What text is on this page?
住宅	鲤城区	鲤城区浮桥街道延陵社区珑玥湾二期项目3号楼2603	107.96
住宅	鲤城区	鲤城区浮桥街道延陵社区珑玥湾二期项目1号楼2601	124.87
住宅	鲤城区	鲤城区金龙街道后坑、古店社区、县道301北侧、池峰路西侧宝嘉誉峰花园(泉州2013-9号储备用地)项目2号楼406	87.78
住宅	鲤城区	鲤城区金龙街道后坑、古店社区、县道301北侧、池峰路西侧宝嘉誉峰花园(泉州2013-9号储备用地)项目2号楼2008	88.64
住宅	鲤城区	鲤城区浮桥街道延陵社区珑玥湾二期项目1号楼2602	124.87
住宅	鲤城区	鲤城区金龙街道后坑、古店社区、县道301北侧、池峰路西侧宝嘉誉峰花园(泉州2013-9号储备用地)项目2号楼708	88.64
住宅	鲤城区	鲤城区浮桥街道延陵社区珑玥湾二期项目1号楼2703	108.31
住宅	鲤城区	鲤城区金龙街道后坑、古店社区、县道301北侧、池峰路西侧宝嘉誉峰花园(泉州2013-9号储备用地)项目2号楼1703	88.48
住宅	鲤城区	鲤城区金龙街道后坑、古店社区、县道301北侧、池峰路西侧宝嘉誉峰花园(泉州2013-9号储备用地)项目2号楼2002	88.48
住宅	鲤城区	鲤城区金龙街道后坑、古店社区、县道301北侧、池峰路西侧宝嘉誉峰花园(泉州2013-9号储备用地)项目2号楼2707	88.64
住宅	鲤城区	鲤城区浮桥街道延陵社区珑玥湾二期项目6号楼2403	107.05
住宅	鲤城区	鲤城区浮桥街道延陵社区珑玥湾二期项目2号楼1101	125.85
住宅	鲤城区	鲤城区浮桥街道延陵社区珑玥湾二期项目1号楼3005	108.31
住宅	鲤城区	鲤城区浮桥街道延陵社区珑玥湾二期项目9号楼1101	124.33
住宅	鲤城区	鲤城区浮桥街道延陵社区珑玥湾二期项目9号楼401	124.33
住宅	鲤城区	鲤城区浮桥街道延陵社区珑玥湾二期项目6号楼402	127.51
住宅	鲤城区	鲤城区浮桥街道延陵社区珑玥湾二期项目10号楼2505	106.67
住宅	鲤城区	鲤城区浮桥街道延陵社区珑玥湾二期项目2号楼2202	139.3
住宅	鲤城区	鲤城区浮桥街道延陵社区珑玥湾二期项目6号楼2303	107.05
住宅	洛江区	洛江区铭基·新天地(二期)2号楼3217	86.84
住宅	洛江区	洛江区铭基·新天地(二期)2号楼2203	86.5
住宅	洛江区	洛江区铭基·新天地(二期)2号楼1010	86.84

··········

OBJECTIVE
Copy out all of the data exactly, leaving nothing out.

OUTPUT FOR THIS TASK
What text is on this page?
住宅	鲤城区	鲤城区浮桥街道延陵社区珑玥湾二期项目3号楼2603	107.96
住宅	鲤城区	鲤城区浮桥街道延陵社区珑玥湾二期项目1号楼2601	124.87
住宅	鲤城区	鲤城区金龙街道后坑、古店社区、县道301北侧、池峰路西侧宝嘉誉峰花园(泉州2013-9号储备用地)项目2号楼406	87.78
住宅	鲤城区	鲤城区金龙街道后坑、古店社区、县道301北侧、池峰路西侧宝嘉誉峰花园(泉州2013-9号储备用地)项目2号楼2008	88.64
住宅	鲤城区	鲤城区浮桥街道延陵社区珑玥湾二期项目1号楼2602	124.87
住宅	鲤城区	鲤城区金龙街道后坑、古店社区、县道301北侧、池峰路西侧宝嘉誉峰花园(泉州2013-9号储备用地)项目2号楼708	88.64
住宅	鲤城区	鲤城区浮桥街道延陵社区珑玥湾二期项目1号楼2703	108.31
住宅	鲤城区	鲤城区金龙街道后坑、古店社区、县道301北侧、池峰路西侧宝嘉誉峰花园(泉州2013-9号储备用地)项目2号楼1703	88.48
住宅	鲤城区	鲤城区金龙街道后坑、古店社区、县道301北侧、池峰路西侧宝嘉誉峰花园(泉州2013-9号储备用地)项目2号楼2002	88.48
住宅	鲤城区	鲤城区金龙街道后坑、古店社区、县道301北侧、池峰路西侧宝嘉誉峰花园(泉州2013-9号储备用地)项目2号楼2707	88.64
住宅	鲤城区	鲤城区浮桥街道延陵社区珑玥湾二期项目6号楼2403	107.05
住宅	鲤城区	鲤城区浮桥街道延陵社区珑玥湾二期项目2号楼1101	125.85
住宅	鲤城区	鲤城区浮桥街道延陵社区珑玥湾二期项目1号楼3005	108.31
住宅	鲤城区	鲤城区浮桥街道延陵社区珑玥湾二期项目9号楼1101	124.33
住宅	鲤城区	鲤城区浮桥街道延陵社区珑玥湾二期项目9号楼401	124.33
住宅	鲤城区	鲤城区浮桥街道延陵社区珑玥湾二期项目6号楼402	127.51
住宅	鲤城区	鲤城区浮桥街道延陵社区珑玥湾二期项目10号楼2505	106.67
住宅	鲤城区	鲤城区浮桥街道延陵社区珑玥湾二期项目2号楼2202	139.3
住宅	鲤城区	鲤城区浮桥街道延陵社区珑玥湾二期项目6号楼2303	107.05
住宅	洛江区	洛江区铭基·新天地(二期)2号楼3217	86.84
住宅	洛江区	洛江区铭基·新天地(二期)2号楼2203	86.5
住宅	洛江区	洛江区铭基·新天地(二期)2号楼1010	86.84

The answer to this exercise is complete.